- **Text under study**:
*** Block opens ***
PhoneLab will solve both problems by offering unparalleled access to a ready test group and their smartphones, Challen says. Drawing interest from scholars worldwide from a variety of disciplines, PhoneLab is expected to push the boundaries of mobile device research.
Here’s how it will work:
Using a $1.3 million National Science Foundation grant, UB will equip 200 students with new Google/Samsung-developed Android Nexus S smartphones. The students will receive one year of free service with Sprint featuring unlimited voice and data plans. Sprint is providing up to $384,300 per year in savings toward PhoneLab.
In exchange, UB students must participate in two hours of experiments every week. A student might be asked to perform simple tasks, such as completing a survey, or something more complex, like using a new geotagging application. After one year, students will receive discounted monthly bills of about $44. There is a potential savings of more than $2,000 if enrolled for four years. Students who leave PhoneLab after one year will not be penalized, but they will have to return the phone.
Student privacy will be protected. Experiments will be approved by an Institutional Review Board, a group of UB faculty members whose role is to safeguard the rights and welfare of students. For more information about the board, visit the website of the Office of the Vice President for Research & Economic Development.
Students will receive an email prior to each experiment describing the research, what type of information it seeks and how it will be collected. If students are uncomfortable with an experiment, they can decline to participant. Research results will be shared publicly.
UB is seeking student participants, especially freshmen, sophomores and PhD candidates. For more information, visit the PhoneLab website.
While Google, Samsung and Sprint are providing goods and services toward PhoneLab, they will not influence the experiments, Challen says. PhoneLab will be available to accredited researchers at no cost, and UB will decide how experiments proceed.
*** Block closes ***
- **Data supplied**:
*** Block opens ***
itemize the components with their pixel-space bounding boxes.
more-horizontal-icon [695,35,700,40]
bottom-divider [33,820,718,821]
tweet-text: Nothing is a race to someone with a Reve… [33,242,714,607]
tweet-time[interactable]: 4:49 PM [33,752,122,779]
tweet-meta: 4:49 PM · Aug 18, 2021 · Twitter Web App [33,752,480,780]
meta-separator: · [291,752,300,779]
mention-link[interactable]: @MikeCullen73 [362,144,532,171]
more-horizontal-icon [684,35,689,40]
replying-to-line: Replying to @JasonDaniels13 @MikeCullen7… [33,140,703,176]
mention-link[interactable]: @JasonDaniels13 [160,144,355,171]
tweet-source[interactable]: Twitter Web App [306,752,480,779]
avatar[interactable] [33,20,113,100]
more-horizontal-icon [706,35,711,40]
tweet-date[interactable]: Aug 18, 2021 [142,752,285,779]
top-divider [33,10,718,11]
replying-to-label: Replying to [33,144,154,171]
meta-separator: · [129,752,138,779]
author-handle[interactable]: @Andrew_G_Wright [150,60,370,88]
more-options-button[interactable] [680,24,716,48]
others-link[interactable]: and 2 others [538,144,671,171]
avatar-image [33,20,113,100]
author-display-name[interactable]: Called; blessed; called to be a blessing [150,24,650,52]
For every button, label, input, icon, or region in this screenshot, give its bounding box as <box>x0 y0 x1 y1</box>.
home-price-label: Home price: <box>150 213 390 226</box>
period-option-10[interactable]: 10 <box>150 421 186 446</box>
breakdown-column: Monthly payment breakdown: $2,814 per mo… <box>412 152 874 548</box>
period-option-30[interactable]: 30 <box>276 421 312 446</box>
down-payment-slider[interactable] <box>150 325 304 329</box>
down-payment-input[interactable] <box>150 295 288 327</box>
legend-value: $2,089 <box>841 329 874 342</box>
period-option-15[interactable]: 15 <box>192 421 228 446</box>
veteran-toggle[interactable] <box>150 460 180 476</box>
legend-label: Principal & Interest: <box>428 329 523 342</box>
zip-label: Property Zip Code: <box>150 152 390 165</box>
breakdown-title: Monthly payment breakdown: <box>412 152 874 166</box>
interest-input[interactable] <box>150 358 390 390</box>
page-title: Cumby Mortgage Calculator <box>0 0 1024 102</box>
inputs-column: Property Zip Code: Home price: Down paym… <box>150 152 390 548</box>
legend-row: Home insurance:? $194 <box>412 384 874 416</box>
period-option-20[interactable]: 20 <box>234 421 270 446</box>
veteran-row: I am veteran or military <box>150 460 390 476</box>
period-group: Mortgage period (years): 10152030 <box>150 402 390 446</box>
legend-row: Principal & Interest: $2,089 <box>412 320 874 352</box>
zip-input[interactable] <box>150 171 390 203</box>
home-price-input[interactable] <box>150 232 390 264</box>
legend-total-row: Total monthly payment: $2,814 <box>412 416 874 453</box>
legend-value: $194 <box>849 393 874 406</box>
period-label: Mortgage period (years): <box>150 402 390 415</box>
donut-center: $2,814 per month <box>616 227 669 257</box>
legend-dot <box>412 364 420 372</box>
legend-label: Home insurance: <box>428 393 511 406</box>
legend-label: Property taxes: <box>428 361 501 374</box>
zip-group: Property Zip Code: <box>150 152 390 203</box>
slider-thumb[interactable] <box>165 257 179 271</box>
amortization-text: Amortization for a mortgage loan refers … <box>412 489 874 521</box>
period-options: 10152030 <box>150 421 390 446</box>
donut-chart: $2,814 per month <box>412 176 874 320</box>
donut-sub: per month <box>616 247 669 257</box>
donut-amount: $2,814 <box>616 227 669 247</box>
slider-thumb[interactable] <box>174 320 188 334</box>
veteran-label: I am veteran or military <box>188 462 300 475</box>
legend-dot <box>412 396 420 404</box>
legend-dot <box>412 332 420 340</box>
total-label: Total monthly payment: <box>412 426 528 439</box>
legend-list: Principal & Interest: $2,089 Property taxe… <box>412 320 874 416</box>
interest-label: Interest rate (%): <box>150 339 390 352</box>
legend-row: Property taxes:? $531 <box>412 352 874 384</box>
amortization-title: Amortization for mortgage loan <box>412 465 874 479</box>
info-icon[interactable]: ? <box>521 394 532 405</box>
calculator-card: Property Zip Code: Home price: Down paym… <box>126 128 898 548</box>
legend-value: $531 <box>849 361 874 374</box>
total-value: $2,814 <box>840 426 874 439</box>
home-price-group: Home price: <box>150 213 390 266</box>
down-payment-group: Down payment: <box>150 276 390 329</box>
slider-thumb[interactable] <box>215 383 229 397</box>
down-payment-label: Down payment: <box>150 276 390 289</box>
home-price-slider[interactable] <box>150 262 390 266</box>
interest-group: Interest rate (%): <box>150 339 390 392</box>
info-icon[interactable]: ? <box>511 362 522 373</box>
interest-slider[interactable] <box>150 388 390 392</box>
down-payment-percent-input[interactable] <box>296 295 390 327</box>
*** Block closes ***
- **Tasks and exercises**:
1. Name every dollar amount the PhoneLab text mentions, with each amount's qualifying words.
2. Pick up the PhoneLab text after its final sentence and carry it forward.

- **Responses by task**:
1. $1.3 million; up to $384,300 per year; about $44; more than $2,000

2.
Sprint will have access to smartphone data much like it does with its millions of customers. The PhoneLab team also will have access to the phones, but it will not constantly monitor them. Instead, the team will periodically check the phone’s location, battery level and other components to ensure it is working properly. This information will not be released outside of PhoneLab.
Challen is joined by PhoneLab co-investigators Chunming Qiao, professor; Murat Demirbas and Tevfik Kosar, associate professors; and Steven Ko, assistant professor, all from the Department of Computer Science and Engineering, School of Engineering and Applied Sciences.
In addition to conducting research, the professors will develop undergraduate and graduate classes utilizing PhoneLab. UB students will learn how to program smartphones and smartphone applications, as well as better comprehend how this new computing paradigm is affecting society.
Anudipa Maiti, a PhD student and PhoneLab team member, says she’s interested in how academics outside of computer science will use the network. “PhoneLab will allow researchers from different disciplines to run collaborative experiments,” she says.
The researchers also plan to work with middle and high school students at the Buffalo Academy of Science Charter School.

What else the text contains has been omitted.